▶ **Short exercise**: Quote, without change, all of the lines that follow.

══ Working data ══

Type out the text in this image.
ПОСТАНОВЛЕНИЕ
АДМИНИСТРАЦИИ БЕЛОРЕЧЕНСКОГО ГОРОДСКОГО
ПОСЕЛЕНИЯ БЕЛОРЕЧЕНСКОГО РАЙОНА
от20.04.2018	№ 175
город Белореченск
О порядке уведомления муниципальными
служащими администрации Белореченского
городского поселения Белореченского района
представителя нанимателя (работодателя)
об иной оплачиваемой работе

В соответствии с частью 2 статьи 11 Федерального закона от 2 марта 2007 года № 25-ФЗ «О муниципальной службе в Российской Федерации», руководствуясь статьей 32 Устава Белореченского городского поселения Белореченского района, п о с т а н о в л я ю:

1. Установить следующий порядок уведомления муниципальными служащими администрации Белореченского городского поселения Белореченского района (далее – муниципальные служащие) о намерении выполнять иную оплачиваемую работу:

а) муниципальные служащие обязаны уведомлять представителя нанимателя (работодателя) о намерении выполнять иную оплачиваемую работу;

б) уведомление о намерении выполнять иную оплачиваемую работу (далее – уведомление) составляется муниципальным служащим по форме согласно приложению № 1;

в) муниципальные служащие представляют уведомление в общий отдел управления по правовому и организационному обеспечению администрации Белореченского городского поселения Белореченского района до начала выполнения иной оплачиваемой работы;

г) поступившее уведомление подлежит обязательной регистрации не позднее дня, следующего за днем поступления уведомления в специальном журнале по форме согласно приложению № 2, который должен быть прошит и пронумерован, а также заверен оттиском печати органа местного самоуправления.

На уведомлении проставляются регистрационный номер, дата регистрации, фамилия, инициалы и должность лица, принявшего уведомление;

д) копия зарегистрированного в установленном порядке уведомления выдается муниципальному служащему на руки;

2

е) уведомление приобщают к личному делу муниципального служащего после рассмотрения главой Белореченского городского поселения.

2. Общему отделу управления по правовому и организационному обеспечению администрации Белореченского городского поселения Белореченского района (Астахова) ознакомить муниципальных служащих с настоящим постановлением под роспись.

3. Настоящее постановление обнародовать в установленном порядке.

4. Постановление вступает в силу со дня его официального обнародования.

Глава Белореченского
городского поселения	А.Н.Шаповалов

═══

▶ **Task output**:
Type out the text in this image.
ПОСТАНОВЛЕНИЕ
АДМИНИСТРАЦИИ БЕЛОРЕЧЕНСКОГО ГОРОДСКОГО
ПОСЕЛЕНИЯ БЕЛОРЕЧЕНСКОГО РАЙОНА
от20.04.2018	№ 175
город Белореченск
О порядке уведомления муниципальными
служащими администрации Белореченского
городского поселения Белореченского района
представителя нанимателя (работодателя)
об иной оплачиваемой работе

В соответствии с частью 2 статьи 11 Федерального закона от 2 марта 2007 года № 25-ФЗ «О муниципальной службе в Российской Федерации», руководствуясь статьей 32 Устава Белореченского городского поселения Белореченского района, п о с т а н о в л я ю:

1. Установить следующий порядок уведомления муниципальными служащими администрации Белореченского городского поселения Белореченского района (далее – муниципальные служащие) о намерении выполнять иную оплачиваемую работу:

а) муниципальные служащие обязаны уведомлять представителя нанимателя (работодателя) о намерении выполнять иную оплачиваемую работу;

б) уведомление о намерении выполнять иную оплачиваемую работу (далее – уведомление) составляется муниципальным служащим по форме согласно приложению № 1;

в) муниципальные служащие представляют уведомление в общий отдел управления по правовому и организационному обеспечению администрации Белореченского городского поселения Белореченского района до начала выполнения иной оплачиваемой работы;

г) поступившее уведомление подлежит обязательной регистрации не позднее дня, следующего за днем поступления уведомления в специальном журнале по форме согласно приложению № 2, который должен быть прошит и пронумерован, а также заверен оттиском печати органа местного самоуправления.

На уведомлении проставляются регистрационный номер, дата регистрации, фамилия, инициалы и должность лица, принявшего уведомление;

д) копия зарегистрированного в установленном порядке уведомления выдается муниципальному служащему на руки;

2

е) уведомление приобщают к личному делу муниципального служащего после рассмотрения главой Белореченского городского поселения.

2. Общему отделу управления по правовому и организационному обеспечению администрации Белореченского городского поселения Белореченского района (Астахова) ознакомить муниципальных служащих с настоящим постановлением под роспись.

3. Настоящее постановление обнародовать в установленном порядке.

4. Постановление вступает в силу со дня его официального обнародования.

Глава Белореченского
городского поселения	А.Н.Шаповалов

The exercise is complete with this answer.